YOUR GOAL: Reproduce the data word for word, beginning with its first line and stopping after the line that contains "- panel-model-units: K: [239, 78, 245, 88]".

LISTED ENTRIES:
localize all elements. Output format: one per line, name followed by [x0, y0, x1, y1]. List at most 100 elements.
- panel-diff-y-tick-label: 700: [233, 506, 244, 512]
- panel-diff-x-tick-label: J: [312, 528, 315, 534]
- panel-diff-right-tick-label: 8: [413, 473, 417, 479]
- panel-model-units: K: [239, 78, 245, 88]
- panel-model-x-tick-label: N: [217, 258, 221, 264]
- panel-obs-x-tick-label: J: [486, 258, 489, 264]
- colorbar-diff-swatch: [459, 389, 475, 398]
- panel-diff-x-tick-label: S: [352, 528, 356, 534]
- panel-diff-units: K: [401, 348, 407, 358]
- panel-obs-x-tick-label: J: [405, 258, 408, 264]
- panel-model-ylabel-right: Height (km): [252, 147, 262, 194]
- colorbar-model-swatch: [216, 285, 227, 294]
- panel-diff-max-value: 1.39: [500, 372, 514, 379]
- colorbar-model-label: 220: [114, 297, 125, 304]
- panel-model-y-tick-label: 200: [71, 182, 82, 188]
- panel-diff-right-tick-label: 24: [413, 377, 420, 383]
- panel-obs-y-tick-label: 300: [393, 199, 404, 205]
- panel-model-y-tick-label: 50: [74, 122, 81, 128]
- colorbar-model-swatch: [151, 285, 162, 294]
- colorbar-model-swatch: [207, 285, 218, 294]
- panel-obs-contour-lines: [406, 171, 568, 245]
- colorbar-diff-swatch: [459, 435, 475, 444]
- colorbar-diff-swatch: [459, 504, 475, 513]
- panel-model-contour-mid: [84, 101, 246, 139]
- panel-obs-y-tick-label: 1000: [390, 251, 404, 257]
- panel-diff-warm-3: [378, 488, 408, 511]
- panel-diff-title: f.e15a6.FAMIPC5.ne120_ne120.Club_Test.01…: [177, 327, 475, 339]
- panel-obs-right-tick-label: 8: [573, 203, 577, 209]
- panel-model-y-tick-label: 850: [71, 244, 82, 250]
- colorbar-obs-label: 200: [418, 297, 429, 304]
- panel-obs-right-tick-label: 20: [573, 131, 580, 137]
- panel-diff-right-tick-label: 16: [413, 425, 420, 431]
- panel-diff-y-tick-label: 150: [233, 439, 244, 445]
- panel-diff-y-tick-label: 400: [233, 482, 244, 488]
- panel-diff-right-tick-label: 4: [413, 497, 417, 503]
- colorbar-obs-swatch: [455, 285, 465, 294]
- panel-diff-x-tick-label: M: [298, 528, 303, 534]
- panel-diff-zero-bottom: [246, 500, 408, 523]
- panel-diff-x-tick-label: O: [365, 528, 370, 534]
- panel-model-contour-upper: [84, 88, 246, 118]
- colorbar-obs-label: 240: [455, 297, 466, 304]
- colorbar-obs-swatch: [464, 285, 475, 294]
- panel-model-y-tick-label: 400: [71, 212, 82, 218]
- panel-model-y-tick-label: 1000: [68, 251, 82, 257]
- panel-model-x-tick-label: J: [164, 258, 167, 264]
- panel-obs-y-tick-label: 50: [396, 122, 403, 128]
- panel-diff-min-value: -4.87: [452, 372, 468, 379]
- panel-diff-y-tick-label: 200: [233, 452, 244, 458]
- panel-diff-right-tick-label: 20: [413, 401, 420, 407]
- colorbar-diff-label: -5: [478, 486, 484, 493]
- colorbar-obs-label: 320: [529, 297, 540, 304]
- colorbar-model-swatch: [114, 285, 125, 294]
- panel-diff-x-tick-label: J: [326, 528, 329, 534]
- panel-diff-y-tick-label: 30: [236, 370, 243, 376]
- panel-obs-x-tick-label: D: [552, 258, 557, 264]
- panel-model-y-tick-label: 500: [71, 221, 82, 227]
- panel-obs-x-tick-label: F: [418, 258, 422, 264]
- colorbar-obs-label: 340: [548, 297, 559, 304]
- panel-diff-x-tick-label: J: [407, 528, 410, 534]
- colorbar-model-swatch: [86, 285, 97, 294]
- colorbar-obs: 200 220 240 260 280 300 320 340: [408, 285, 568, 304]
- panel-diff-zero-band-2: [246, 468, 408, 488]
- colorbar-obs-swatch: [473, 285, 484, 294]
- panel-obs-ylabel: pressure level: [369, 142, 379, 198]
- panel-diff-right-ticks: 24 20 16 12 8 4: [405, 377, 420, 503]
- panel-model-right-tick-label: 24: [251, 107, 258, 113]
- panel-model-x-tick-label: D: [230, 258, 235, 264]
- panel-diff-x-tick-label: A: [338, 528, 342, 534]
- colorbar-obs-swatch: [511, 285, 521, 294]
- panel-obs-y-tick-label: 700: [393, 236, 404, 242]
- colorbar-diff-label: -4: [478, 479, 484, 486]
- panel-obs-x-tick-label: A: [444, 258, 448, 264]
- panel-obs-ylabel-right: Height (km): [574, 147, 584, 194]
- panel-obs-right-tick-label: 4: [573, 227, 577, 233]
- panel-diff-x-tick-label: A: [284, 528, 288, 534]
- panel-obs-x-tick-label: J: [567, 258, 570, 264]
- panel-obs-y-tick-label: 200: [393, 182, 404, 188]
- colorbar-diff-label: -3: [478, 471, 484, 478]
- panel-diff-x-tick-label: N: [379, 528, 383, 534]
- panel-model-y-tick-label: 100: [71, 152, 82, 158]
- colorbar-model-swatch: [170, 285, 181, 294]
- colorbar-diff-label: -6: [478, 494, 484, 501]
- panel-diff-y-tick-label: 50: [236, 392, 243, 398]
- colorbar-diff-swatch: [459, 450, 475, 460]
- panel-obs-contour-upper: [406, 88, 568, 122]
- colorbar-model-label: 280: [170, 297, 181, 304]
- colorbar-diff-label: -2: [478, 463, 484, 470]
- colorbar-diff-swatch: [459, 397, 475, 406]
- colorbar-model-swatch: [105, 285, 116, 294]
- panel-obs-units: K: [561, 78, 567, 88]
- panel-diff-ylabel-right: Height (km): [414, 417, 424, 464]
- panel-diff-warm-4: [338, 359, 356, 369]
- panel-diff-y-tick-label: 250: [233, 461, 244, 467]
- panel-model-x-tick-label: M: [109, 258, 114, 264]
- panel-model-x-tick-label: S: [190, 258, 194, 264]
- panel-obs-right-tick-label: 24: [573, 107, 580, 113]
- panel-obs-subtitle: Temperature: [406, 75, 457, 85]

SOLUTION FOR THIS EXERCISE:
localize all elements. Output format: one per line, name followed by [x0, y0, x1, y1]. List at most 100 elements.
- panel-diff-y-tick-label: 700: [233, 506, 244, 512]
- panel-diff-x-tick-label: J: [312, 528, 315, 534]
- panel-diff-right-tick-label: 8: [413, 473, 417, 479]
- panel-model-units: K: [239, 78, 245, 88]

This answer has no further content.